RECORDS FOR THE TASK:
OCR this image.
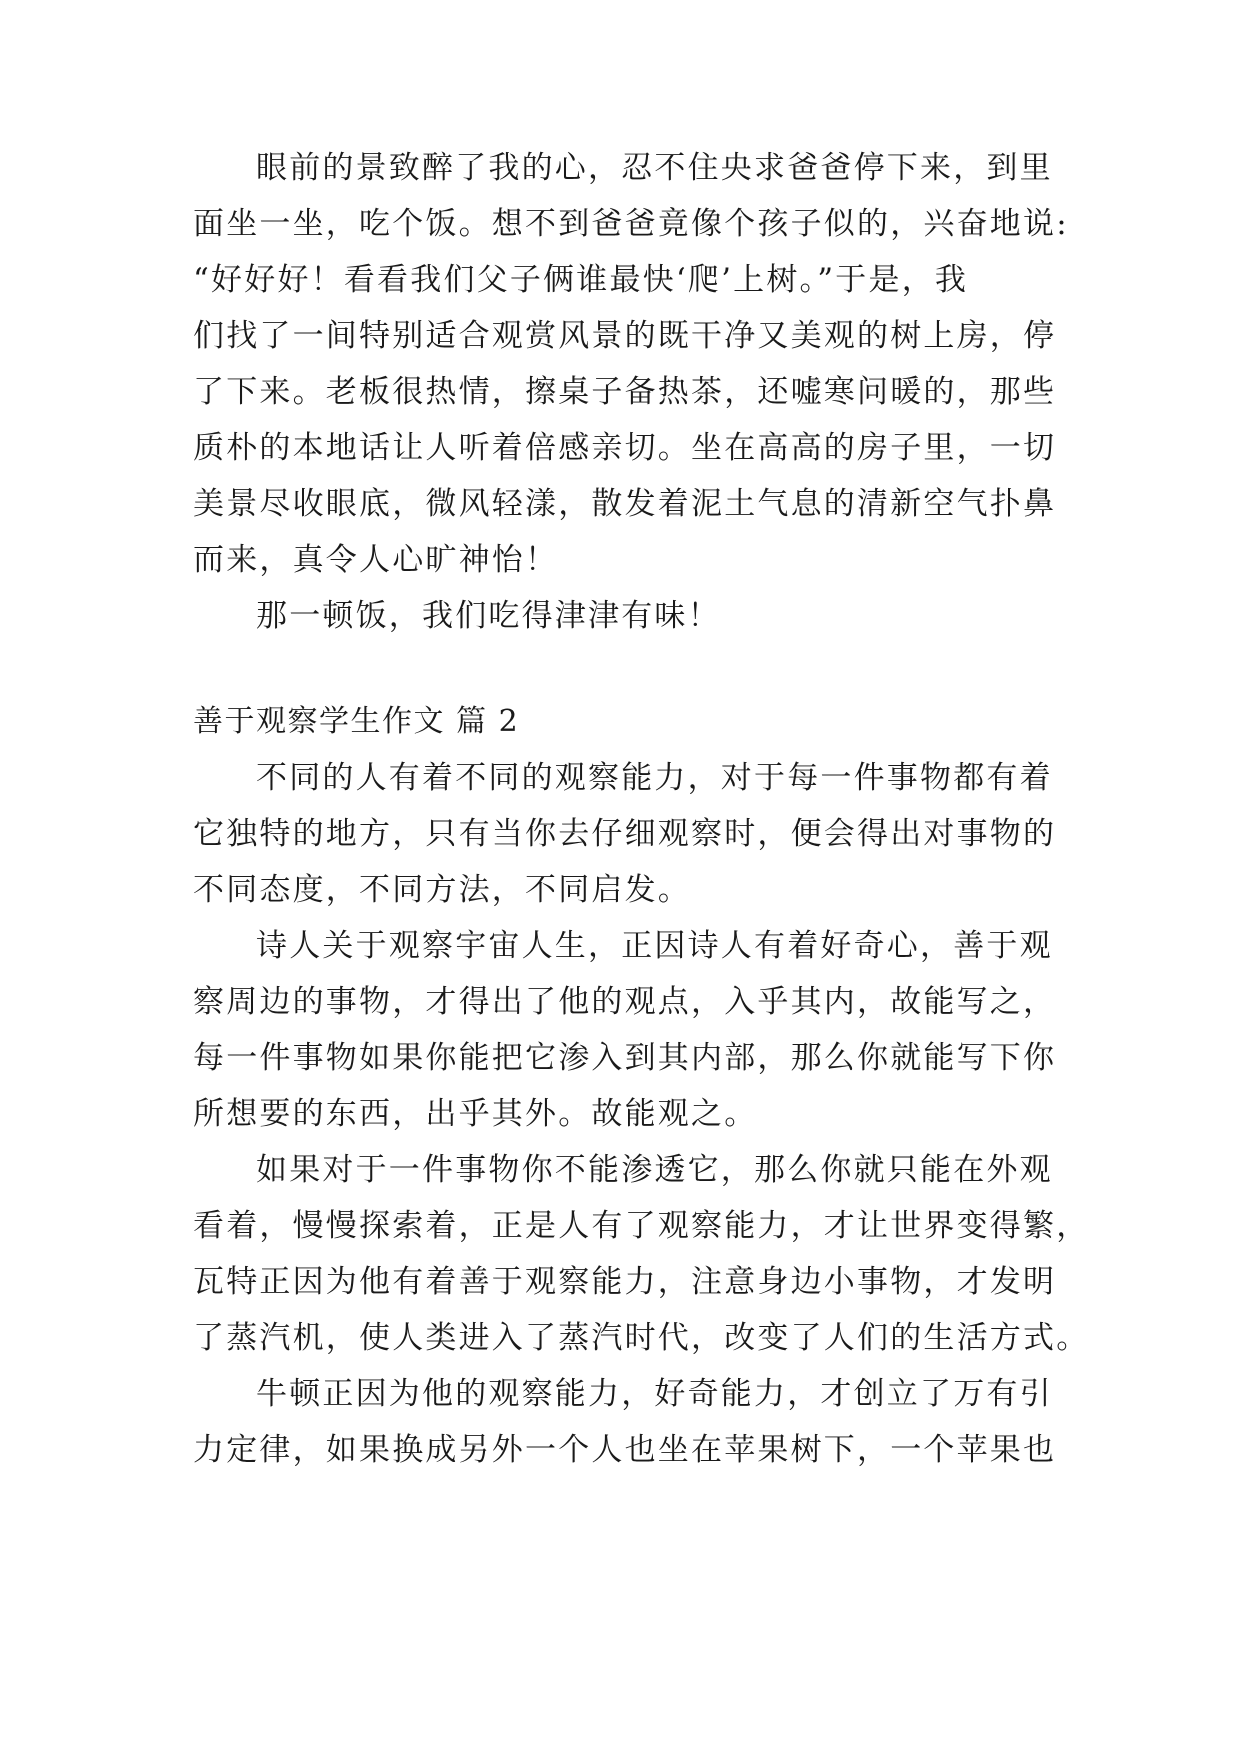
眼前的景致醉了我的心，忍不住央求爸爸停下来，到里
面坐一坐，吃个饭。想不到爸爸竟像个孩子似的，兴奋地说:
“好好好！看看我们父子俩谁最快‘爬’上树。”于是，我
们找了一间特别适合观赏风景的既干净又美观的树上房，停
了下来。老板很热情，擦桌子备热茶，还嘘寒问暖的，那些
质朴的本地话让人听着倍感亲切。坐在高高的房子里，一切
美景尽收眼底，微风轻漾，散发着泥土气息的清新空气扑鼻
而来，真令人心旷神怡！
那一顿饭，我们吃得津津有味！
善于观察学生作文 篇 2
不同的人有着不同的观察能力，对于每一件事物都有着
它独特的地方，只有当你去仔细观察时，便会得出对事物的
不同态度，不同方法，不同启发。
诗人关于观察宇宙人生，正因诗人有着好奇心，善于观
察周边的事物，才得出了他的观点，入乎其内，故能写之，
每一件事物如果你能把它渗入到其内部，那么你就能写下你
所想要的东西，出乎其外。故能观之。
如果对于一件事物你不能渗透它，那么你就只能在外观
看着，慢慢探索着，正是人有了观察能力，才让世界变得繁，
瓦特正因为他有着善于观察能力，注意身边小事物，才发明
了蒸汽机，使人类进入了蒸汽时代，改变了人们的生活方式。
牛顿正因为他的观察能力，好奇能力，才创立了万有引
力定律，如果换成另外一个人也坐在苹果树下，一个苹果也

TASK STATEMENT:
Leave the pictures out and output the rest of the listing exactly.

THE SOLUTION:
OCR this image.
眼前的景致醉了我的心，忍不住央求爸爸停下来，到里
面坐一坐，吃个饭。想不到爸爸竟像个孩子似的，兴奋地说:
“好好好！看看我们父子俩谁最快‘爬’上树。”于是，我
们找了一间特别适合观赏风景的既干净又美观的树上房，停
了下来。老板很热情，擦桌子备热茶，还嘘寒问暖的，那些
质朴的本地话让人听着倍感亲切。坐在高高的房子里，一切
美景尽收眼底，微风轻漾，散发着泥土气息的清新空气扑鼻
而来，真令人心旷神怡！
那一顿饭，我们吃得津津有味！
善于观察学生作文 篇 2
不同的人有着不同的观察能力，对于每一件事物都有着
它独特的地方，只有当你去仔细观察时，便会得出对事物的
不同态度，不同方法，不同启发。
诗人关于观察宇宙人生，正因诗人有着好奇心，善于观
察周边的事物，才得出了他的观点，入乎其内，故能写之，
每一件事物如果你能把它渗入到其内部，那么你就能写下你
所想要的东西，出乎其外。故能观之。
如果对于一件事物你不能渗透它，那么你就只能在外观
看着，慢慢探索着，正是人有了观察能力，才让世界变得繁，
瓦特正因为他有着善于观察能力，注意身边小事物，才发明
了蒸汽机，使人类进入了蒸汽时代，改变了人们的生活方式。
牛顿正因为他的观察能力，好奇能力，才创立了万有引
力定律，如果换成另外一个人也坐在苹果树下，一个苹果也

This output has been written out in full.